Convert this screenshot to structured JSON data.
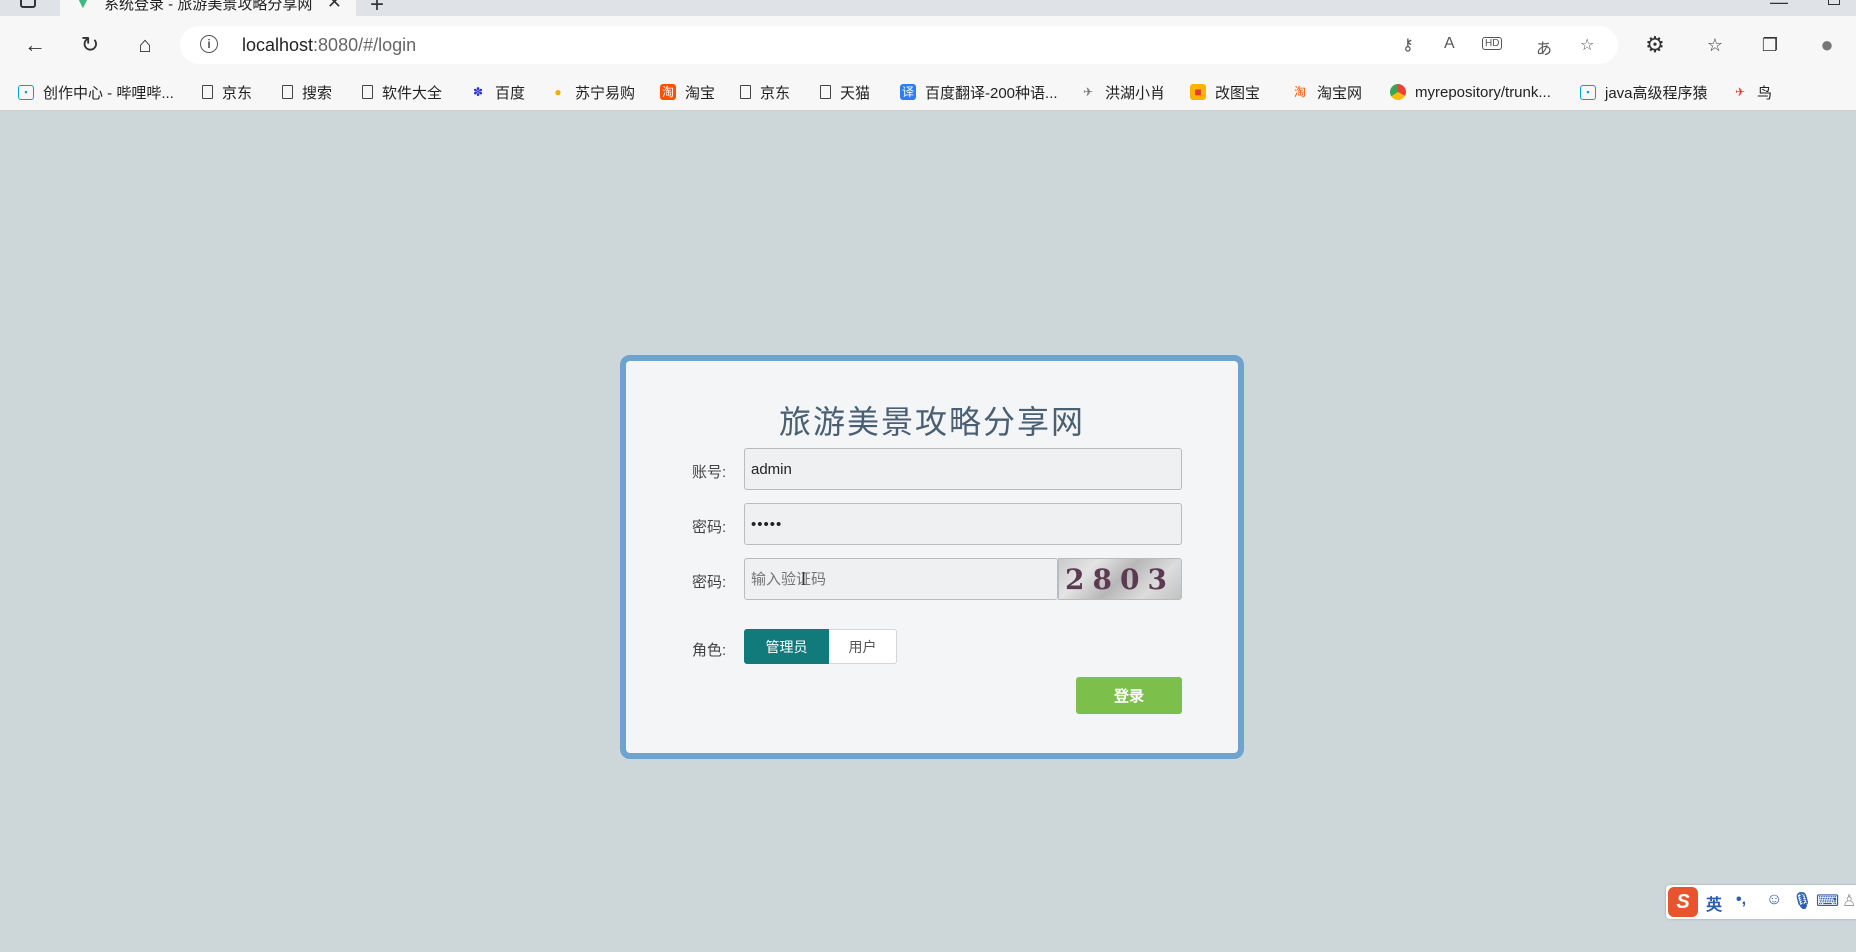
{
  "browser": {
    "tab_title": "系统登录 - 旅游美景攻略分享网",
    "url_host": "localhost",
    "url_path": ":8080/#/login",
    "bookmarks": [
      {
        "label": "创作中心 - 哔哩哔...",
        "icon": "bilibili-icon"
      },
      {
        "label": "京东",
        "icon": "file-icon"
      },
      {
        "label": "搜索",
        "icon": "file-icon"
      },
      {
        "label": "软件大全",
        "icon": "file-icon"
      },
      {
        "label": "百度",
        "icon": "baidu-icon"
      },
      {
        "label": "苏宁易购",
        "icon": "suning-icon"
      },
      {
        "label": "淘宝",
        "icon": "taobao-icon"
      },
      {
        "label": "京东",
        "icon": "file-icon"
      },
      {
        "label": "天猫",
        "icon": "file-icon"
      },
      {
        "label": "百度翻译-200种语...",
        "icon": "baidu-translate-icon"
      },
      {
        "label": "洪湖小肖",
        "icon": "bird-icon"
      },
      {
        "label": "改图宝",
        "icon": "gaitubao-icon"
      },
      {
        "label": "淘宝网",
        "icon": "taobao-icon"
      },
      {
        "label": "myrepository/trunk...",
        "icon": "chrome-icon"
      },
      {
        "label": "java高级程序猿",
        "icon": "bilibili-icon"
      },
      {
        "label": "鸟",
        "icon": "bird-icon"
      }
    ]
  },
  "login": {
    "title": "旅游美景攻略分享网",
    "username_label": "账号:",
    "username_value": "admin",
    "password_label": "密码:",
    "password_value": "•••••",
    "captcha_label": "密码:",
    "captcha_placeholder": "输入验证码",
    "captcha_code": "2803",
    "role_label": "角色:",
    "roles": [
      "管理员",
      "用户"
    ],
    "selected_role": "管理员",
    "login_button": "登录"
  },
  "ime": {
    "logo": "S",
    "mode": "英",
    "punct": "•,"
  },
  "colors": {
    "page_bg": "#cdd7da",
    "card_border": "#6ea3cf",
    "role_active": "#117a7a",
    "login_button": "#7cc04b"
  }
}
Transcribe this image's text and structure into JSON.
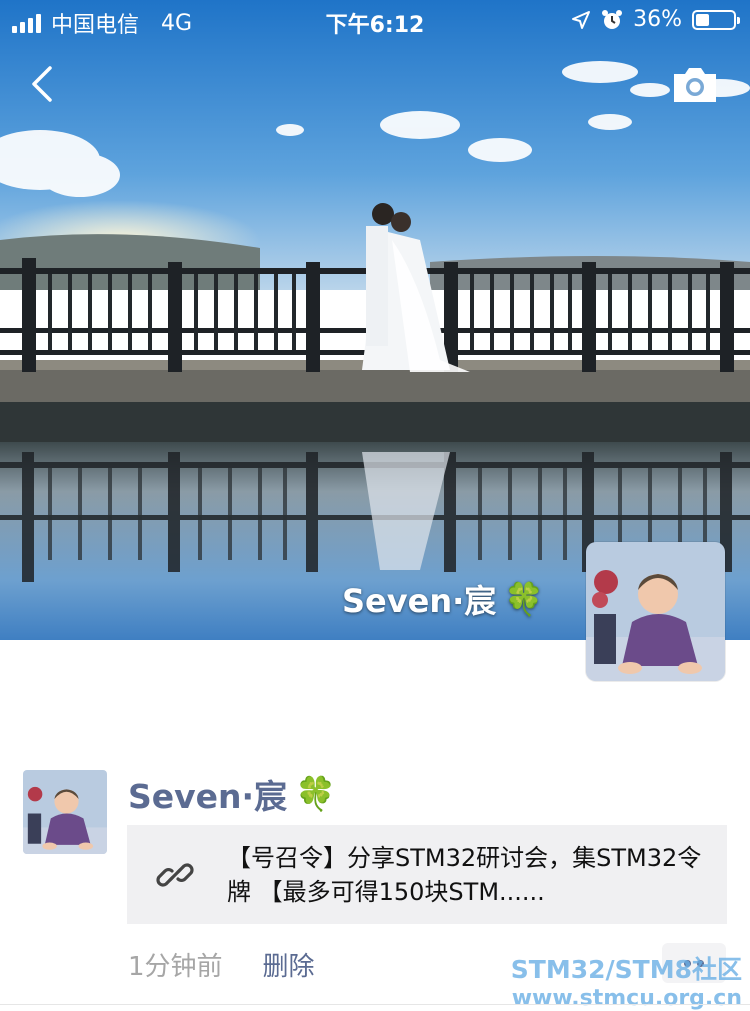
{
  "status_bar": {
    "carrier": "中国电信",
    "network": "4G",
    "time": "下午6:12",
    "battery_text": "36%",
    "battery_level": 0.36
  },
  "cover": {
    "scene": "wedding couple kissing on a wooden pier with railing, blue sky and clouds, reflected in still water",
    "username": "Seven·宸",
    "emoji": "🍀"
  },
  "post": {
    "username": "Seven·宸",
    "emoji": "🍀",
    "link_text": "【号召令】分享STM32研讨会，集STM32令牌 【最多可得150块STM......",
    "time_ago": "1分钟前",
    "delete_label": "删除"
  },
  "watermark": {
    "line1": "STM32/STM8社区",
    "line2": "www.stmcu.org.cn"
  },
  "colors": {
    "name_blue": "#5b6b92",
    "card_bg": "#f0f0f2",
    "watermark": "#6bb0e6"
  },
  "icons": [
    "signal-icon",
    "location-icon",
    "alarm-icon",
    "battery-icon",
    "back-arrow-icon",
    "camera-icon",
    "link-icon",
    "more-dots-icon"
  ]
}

* * * * * * *

■ What is required
Copy the listing exactly. Any image in it stays out of the copy.

■ Answer for the task
Convert this screenshot to structured JSON data.
{
  "browser": {
    "tab_title": "系统登录 - 旅游美景攻略分享网",
    "url_host": "localhost",
    "url_path": ":8080/#/login",
    "bookmarks": [
      {
        "label": "创作中心 - 哔哩哔...",
        "icon": "bilibili-icon"
      },
      {
        "label": "京东",
        "icon": "file-icon"
      },
      {
        "label": "搜索",
        "icon": "file-icon"
      },
      {
        "label": "软件大全",
        "icon": "file-icon"
      },
      {
        "label": "百度",
        "icon": "baidu-icon"
      },
      {
        "label": "苏宁易购",
        "icon": "suning-icon"
      },
      {
        "label": "淘宝",
        "icon": "taobao-icon"
      },
      {
        "label": "京东",
        "icon": "file-icon"
      },
      {
        "label": "天猫",
        "icon": "file-icon"
      },
      {
        "label": "百度翻译-200种语...",
        "icon": "baidu-translate-icon"
      },
      {
        "label": "洪湖小肖",
        "icon": "bird-icon"
      },
      {
        "label": "改图宝",
        "icon": "gaitubao-icon"
      },
      {
        "label": "淘宝网",
        "icon": "taobao-icon"
      },
      {
        "label": "myrepository/trunk...",
        "icon": "chrome-icon"
      },
      {
        "label": "java高级程序猿",
        "icon": "bilibili-icon"
      },
      {
        "label": "鸟",
        "icon": "bird-icon"
      }
    ]
  },
  "login": {
    "title": "旅游美景攻略分享网",
    "username_label": "账号:",
    "username_value": "admin",
    "password_label": "密码:",
    "password_value": "•••••",
    "captcha_label": "密码:",
    "captcha_placeholder": "输入验证码",
    "captcha_code": "2803",
    "role_label": "角色:",
    "roles": [
      "管理员",
      "用户"
    ],
    "selected_role": "管理员",
    "login_button": "登录"
  },
  "ime": {
    "logo": "S",
    "mode": "英",
    "punct": "•,"
  },
  "colors": {
    "page_bg": "#cdd7da",
    "card_border": "#6ea3cf",
    "role_active": "#117a7a",
    "login_button": "#7cc04b"
  }
}
Transcribe this image's text and structure into JSON.
{
  "status_bar": {
    "carrier": "中国电信",
    "network": "4G",
    "time": "下午6:12",
    "battery_text": "36%",
    "battery_level": 0.36
  },
  "cover": {
    "scene": "wedding couple kissing on a wooden pier with railing, blue sky and clouds, reflected in still water",
    "username": "Seven·宸",
    "emoji": "🍀"
  },
  "post": {
    "username": "Seven·宸",
    "emoji": "🍀",
    "link_text": "【号召令】分享STM32研讨会，集STM32令牌 【最多可得150块STM......",
    "time_ago": "1分钟前",
    "delete_label": "删除"
  },
  "watermark": {
    "line1": "STM32/STM8社区",
    "line2": "www.stmcu.org.cn"
  },
  "colors": {
    "name_blue": "#5b6b92",
    "card_bg": "#f0f0f2",
    "watermark": "#6bb0e6"
  },
  "icons": [
    "signal-icon",
    "location-icon",
    "alarm-icon",
    "battery-icon",
    "back-arrow-icon",
    "camera-icon",
    "link-icon",
    "more-dots-icon"
  ]
}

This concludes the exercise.